Set task:
Among the entries, which lines carry the string "replies"? Copy each of them.
*** Dataset records
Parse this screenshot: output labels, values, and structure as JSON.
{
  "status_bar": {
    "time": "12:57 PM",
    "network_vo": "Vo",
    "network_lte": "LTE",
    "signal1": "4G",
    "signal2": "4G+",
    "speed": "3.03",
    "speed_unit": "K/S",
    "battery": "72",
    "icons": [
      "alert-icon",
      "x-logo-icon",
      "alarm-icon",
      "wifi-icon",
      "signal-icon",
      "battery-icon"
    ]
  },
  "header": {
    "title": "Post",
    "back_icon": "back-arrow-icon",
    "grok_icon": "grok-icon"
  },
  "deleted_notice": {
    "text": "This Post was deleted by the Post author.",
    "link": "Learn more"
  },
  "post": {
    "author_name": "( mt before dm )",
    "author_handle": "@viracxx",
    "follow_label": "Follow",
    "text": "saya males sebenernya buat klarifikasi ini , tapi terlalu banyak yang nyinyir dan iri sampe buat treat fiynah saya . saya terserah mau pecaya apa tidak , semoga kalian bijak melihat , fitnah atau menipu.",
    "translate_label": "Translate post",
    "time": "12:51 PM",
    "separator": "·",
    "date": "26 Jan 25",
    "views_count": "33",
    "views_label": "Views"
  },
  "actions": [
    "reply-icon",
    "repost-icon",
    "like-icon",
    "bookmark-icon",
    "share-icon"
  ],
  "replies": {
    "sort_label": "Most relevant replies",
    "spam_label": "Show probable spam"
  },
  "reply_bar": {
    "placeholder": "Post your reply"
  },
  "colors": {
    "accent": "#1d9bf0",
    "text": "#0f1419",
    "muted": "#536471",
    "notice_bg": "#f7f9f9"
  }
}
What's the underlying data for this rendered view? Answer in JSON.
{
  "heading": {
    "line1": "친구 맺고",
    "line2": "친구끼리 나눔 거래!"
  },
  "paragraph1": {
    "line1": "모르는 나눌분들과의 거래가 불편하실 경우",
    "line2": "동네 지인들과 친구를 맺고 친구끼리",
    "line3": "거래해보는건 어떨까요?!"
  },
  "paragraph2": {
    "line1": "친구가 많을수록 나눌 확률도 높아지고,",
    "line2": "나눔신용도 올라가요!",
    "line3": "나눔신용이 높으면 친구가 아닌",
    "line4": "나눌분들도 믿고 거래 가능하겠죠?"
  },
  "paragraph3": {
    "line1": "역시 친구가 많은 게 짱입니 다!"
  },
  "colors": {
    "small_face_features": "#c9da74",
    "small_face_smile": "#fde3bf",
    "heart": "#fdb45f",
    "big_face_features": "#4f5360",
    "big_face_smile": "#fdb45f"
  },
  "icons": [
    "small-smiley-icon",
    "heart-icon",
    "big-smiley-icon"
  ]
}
******
Problem solution:
  "replies": {
    "sort_label": "Most relevant replies",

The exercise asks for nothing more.